> CONSIGNA 1
Según la nota sobre el incendio en Young, ¿qué causó el fuego en la casa?
> CONSIGNA 2
Copia el fragmento de la nota sobre el incendio en Young que va entre "YOUNG | DANIEL" y "sorprendida Teresa Sosa.", ambos incluidos.

> TEXTO DEL DOCUMENTO
:::

YOUNG | DANIEL SOSA
Una mujer y sus tres hijos quedaron en la calle, luego que se incendiara su casa en Young y perdieran la totalidad del mobiliario, electrodomésticos, vestimenta y gran parte de la propia casa. María Teresa Sosa (41) vivía en la calle Fray Bentos casi Asencio de esta ciudad junto a sus tres hijos, Mery (17), Ivana (9) y Aníbal (8) en una casa de ladrillos y zinc, de muy buena construcción y esmeradamente acondicionada.
"No quedó absolutamente nada, con la excepción de una habitación del fondo", relató la mujer a El País, pero el hecho más trascendente fue que una Biblia y tres libros religiosos que estaban sobre una mesa que ya no existe no sufrieron ningún daño. "Solo quedaron mojados por el agua de los bomberos", precisó sorprendida Teresa Sosa.
El incendio se originó tras un cortocircuito cuando uno de los pequeños encendió una luz. "Salían chispas por todos lados", contaron. El fuego empezó en un revestimiento de madera de una habitación.
Pese al esfuerzo de Bomberos, las pérdidas fueron totales, solo quedaron con la ropa puesta. "Se quemaron hasta los artefactos del baño, cocina, heladera, televisor", sostuvo Sosa. Mientras, otros enseres donde no llegó el fuego se derritieron por el calor.
Los pobladores de Young se movilizaron ante el desastre, que no dejó heridos, y, desde el municipio como desde la Iglesia Evangélica local se reunieron prendas para la familia, así como una casa cercana, que familiares le prestaron a la familia para que se puedan alojar.
La estructura de la vivienda, construida de ladrillos, sufrió grietas y caída de revoques, lo que demandará varias reparaciones, para que la puedan habitar nuevamente.
En tanto, Sosa, único sostén de la familia realizó un especial pedido de ayuda. "No nos quedaron ni las túnicas de los chiquilines", dijo.

:::

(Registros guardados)
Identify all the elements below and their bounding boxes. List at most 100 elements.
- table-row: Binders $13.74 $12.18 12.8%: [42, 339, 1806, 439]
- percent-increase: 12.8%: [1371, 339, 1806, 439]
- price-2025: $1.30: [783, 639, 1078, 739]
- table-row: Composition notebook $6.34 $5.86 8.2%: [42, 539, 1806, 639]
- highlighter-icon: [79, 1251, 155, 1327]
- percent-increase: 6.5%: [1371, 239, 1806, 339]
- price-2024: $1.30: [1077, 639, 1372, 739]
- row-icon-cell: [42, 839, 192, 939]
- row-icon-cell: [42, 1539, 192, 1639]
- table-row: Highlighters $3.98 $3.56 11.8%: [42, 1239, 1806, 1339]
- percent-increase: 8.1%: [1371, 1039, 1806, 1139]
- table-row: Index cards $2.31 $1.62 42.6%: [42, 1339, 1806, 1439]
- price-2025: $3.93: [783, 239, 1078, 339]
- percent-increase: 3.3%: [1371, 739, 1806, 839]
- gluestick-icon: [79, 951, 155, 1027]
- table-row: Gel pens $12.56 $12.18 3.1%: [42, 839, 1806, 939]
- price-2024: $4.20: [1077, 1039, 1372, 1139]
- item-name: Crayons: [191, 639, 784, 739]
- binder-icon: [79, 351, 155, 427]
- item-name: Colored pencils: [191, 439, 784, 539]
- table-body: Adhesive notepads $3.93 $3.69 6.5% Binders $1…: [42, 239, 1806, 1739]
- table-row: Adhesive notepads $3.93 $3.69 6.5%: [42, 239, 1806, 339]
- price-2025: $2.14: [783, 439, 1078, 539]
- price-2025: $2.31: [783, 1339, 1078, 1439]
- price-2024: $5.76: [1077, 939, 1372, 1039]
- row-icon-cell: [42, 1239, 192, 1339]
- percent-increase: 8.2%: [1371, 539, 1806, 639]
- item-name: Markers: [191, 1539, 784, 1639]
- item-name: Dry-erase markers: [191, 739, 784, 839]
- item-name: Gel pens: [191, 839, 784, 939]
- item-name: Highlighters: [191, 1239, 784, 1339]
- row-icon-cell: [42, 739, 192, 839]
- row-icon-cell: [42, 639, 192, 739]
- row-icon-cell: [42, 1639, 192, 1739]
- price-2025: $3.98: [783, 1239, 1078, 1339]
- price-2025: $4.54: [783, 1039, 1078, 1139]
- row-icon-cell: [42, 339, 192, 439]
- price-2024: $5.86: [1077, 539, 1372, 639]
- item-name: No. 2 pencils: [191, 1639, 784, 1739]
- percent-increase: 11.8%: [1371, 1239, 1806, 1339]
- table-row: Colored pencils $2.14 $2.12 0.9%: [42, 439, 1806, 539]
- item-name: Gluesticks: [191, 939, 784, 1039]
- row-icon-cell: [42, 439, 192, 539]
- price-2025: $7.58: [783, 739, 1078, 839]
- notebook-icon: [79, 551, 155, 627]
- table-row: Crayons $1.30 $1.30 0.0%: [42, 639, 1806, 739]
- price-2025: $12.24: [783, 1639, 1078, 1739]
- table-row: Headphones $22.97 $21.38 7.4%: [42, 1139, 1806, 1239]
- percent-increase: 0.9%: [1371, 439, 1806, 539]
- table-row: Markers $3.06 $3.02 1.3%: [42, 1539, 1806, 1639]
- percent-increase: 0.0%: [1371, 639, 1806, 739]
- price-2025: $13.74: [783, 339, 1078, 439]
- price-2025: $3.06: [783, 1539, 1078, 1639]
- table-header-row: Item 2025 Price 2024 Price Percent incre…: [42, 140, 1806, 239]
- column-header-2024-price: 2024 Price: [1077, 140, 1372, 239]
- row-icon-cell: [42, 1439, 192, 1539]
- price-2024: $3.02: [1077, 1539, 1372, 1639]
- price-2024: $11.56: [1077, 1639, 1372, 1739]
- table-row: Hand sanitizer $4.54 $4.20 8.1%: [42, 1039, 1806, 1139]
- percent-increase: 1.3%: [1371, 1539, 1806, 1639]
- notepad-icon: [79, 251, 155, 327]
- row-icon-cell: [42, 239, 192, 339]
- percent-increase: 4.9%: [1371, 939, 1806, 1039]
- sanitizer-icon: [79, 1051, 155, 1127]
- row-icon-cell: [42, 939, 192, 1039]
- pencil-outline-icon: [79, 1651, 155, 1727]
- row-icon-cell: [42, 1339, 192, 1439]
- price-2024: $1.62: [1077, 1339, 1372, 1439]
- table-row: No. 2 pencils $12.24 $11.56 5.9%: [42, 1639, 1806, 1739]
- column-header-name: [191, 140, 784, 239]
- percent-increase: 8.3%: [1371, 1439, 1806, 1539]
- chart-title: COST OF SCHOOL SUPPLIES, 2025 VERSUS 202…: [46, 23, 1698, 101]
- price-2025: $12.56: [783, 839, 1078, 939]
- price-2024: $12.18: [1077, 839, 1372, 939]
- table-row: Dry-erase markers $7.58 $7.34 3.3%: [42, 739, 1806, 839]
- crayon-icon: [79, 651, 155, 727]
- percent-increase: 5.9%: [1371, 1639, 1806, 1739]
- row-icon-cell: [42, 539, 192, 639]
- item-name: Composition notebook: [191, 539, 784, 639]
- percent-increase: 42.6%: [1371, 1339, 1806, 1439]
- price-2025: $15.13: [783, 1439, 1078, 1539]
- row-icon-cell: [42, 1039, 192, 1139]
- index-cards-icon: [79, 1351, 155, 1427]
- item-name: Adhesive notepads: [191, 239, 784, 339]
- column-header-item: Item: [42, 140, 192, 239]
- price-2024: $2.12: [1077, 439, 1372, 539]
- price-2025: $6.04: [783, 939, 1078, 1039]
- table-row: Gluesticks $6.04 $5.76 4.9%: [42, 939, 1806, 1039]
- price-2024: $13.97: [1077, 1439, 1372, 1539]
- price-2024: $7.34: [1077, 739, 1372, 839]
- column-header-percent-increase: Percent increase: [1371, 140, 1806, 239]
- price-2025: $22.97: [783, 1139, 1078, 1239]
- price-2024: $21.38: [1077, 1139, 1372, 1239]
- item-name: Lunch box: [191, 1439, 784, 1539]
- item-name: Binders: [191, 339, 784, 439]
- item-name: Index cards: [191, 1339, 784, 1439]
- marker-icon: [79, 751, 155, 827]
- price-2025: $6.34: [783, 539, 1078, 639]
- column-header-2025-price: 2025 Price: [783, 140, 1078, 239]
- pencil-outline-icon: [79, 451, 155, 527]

:::

> SOLUCIÓN PASO A PASO 1
Un cortocircuito que se produjo cuando uno de los niños encendió una luz.

> SOLUCIÓN PASO A PASO 2
YOUNG | DANIEL SOSA
Una mujer y sus tres hijos quedaron en la calle, luego que se incendiara su casa en Young y perdieran la totalidad del mobiliario, electrodomésticos, vestimenta y gran parte de la propia casa. María Teresa Sosa (41) vivía en la calle Fray Bentos casi Asencio de esta ciudad junto a sus tres hijos, Mery (17), Ivana (9) y Aníbal (8) en una casa de ladrillos y zinc, de muy buena construcción y esmeradamente acondicionada.
"No quedó absolutamente nada, con la excepción de una habitación del fondo", relató la mujer a El País, pero el hecho más trascendente fue que una Biblia y tres libros religiosos que estaban sobre una mesa que ya no existe no sufrieron ningún daño. "Solo quedaron mojados por el agua de los bomberos", precisó sorprendida Teresa Sosa.